Across the entries below, how many lines contain the string "this"? Give only the count.
___ MATERIAL FOR THE TASK ___
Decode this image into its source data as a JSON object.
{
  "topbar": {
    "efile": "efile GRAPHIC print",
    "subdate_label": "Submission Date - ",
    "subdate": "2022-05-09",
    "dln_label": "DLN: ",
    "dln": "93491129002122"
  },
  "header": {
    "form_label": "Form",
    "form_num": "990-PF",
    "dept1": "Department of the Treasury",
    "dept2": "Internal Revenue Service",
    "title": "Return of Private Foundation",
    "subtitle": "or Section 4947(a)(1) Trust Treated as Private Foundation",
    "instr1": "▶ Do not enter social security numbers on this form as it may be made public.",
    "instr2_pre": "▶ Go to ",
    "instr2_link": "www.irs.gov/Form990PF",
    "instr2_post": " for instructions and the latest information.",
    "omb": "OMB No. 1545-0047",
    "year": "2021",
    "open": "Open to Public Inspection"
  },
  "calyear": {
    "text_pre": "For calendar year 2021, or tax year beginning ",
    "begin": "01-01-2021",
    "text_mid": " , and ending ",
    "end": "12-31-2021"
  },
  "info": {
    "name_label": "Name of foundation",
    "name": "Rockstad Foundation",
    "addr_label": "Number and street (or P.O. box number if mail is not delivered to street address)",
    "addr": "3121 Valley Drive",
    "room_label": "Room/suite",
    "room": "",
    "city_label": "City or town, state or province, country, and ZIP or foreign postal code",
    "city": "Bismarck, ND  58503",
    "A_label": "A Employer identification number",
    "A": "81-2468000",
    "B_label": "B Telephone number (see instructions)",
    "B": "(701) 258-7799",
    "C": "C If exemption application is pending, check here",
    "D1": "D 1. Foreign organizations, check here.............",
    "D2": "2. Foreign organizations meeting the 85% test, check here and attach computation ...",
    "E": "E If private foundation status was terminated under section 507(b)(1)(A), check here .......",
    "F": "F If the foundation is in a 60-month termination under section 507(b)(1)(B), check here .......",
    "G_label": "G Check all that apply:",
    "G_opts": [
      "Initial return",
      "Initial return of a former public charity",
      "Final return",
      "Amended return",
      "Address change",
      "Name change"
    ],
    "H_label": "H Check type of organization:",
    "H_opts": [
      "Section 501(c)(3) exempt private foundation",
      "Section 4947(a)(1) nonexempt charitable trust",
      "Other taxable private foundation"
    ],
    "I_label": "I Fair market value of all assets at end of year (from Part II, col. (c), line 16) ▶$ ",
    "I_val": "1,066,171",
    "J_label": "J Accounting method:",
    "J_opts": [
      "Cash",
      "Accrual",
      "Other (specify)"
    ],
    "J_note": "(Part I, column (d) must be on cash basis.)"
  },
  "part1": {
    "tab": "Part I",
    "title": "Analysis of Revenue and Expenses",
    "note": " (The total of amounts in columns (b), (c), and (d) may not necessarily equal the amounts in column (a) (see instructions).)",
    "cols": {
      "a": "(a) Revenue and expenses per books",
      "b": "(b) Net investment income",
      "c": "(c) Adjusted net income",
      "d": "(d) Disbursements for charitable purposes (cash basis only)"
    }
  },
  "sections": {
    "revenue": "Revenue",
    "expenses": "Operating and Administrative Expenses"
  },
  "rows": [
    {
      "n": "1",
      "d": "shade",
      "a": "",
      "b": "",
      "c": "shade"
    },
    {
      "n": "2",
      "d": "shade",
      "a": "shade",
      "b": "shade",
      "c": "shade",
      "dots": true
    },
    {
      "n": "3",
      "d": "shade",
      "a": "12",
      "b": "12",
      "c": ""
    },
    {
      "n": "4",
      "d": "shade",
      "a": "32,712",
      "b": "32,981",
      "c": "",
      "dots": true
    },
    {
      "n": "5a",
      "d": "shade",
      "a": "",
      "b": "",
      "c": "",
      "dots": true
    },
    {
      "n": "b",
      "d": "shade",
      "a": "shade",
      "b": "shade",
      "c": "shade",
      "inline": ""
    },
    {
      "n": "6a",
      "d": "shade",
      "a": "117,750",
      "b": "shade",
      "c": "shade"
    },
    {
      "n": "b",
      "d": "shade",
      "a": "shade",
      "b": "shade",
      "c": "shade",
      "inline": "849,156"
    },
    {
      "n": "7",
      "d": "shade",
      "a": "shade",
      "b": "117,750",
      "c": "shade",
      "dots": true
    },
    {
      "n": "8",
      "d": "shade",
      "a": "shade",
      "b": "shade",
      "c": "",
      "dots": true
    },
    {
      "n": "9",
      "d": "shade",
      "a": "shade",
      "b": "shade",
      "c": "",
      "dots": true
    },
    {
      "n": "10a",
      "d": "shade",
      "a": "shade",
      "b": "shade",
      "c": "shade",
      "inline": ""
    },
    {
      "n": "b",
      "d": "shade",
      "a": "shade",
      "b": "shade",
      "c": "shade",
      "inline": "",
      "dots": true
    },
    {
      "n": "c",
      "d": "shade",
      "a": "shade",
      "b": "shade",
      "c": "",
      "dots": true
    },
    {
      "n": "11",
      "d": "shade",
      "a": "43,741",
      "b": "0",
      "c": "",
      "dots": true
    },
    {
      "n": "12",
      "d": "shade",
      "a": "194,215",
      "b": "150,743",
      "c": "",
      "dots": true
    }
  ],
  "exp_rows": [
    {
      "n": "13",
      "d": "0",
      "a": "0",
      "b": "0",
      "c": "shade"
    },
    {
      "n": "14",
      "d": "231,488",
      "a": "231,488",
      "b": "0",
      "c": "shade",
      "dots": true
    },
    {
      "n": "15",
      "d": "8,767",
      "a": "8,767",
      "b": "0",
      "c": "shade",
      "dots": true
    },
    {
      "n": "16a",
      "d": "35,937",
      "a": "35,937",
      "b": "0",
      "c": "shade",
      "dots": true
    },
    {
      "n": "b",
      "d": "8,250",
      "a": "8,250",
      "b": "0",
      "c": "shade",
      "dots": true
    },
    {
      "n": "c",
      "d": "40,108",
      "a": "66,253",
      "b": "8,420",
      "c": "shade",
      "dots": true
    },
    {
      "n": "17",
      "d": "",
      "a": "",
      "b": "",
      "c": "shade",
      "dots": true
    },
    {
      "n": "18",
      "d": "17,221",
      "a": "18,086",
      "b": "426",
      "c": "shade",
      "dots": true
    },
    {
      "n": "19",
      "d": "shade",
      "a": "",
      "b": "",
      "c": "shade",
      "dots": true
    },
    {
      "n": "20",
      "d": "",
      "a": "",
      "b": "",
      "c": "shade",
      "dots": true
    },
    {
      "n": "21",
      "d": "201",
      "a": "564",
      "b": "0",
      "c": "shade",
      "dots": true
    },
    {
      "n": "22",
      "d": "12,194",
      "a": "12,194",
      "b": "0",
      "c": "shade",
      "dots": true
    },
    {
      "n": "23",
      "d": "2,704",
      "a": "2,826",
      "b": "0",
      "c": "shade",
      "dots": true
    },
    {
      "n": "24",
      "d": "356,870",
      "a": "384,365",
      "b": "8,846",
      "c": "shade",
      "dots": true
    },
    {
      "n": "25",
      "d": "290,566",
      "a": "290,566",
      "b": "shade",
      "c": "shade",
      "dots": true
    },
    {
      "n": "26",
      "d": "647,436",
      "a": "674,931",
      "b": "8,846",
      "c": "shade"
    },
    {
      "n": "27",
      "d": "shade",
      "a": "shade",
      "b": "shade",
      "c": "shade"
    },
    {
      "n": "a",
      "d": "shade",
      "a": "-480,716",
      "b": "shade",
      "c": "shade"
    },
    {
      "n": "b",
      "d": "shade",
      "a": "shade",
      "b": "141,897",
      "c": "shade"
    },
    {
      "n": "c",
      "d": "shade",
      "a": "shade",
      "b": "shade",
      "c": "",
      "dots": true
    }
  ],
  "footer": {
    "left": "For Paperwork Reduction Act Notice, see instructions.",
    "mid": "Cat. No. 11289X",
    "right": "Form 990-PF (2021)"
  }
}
___
§ **EXPECTED ANSWER**
2